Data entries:
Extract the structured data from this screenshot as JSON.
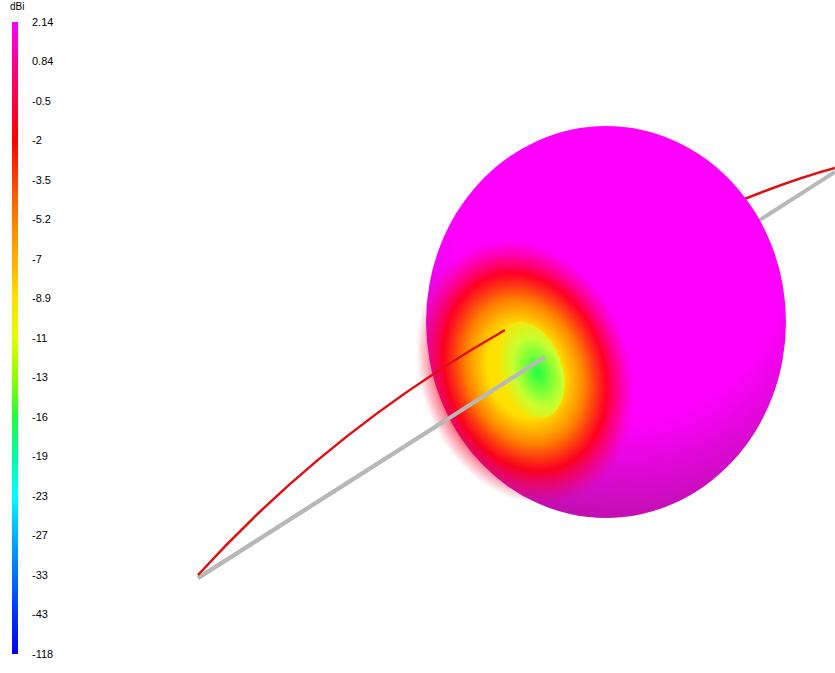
{
  "chart_data": {
    "type": "radiation_pattern_3d",
    "colorbar": {
      "title": "dBi",
      "range": [
        -118,
        2.14
      ],
      "ticks": [
        2.14,
        0.84,
        -0.5,
        -2,
        -3.5,
        -5.2,
        -7,
        -8.9,
        -11,
        -13,
        -16,
        -19,
        -23,
        -27,
        -33,
        -43,
        -118
      ],
      "colors": [
        "#ff00ff",
        "#ff0090",
        "#ff0040",
        "#ff0000",
        "#ff4000",
        "#ff8000",
        "#ffb000",
        "#ffe000",
        "#e0ff00",
        "#90ff00",
        "#20ff40",
        "#00ffa0",
        "#00ffff",
        "#00b0ff",
        "#0070ff",
        "#0030ff",
        "#0000ff"
      ]
    }
  }
}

Instructions to follow → Strip out the images, then output the records above word for word.

Response to the exercise →
Extract the structured data from this screenshot as JSON.
{
  "chart_data": {
    "type": "radiation_pattern_3d",
    "colorbar": {
      "title": "dBi",
      "range": [
        -118,
        2.14
      ],
      "ticks": [
        2.14,
        0.84,
        -0.5,
        -2,
        -3.5,
        -5.2,
        -7,
        -8.9,
        -11,
        -13,
        -16,
        -19,
        -23,
        -27,
        -33,
        -43,
        -118
      ],
      "colors": [
        "#ff00ff",
        "#ff0090",
        "#ff0040",
        "#ff0000",
        "#ff4000",
        "#ff8000",
        "#ffb000",
        "#ffe000",
        "#e0ff00",
        "#90ff00",
        "#20ff40",
        "#00ffa0",
        "#00ffff",
        "#00b0ff",
        "#0070ff",
        "#0030ff",
        "#0000ff"
      ]
    }
  }
}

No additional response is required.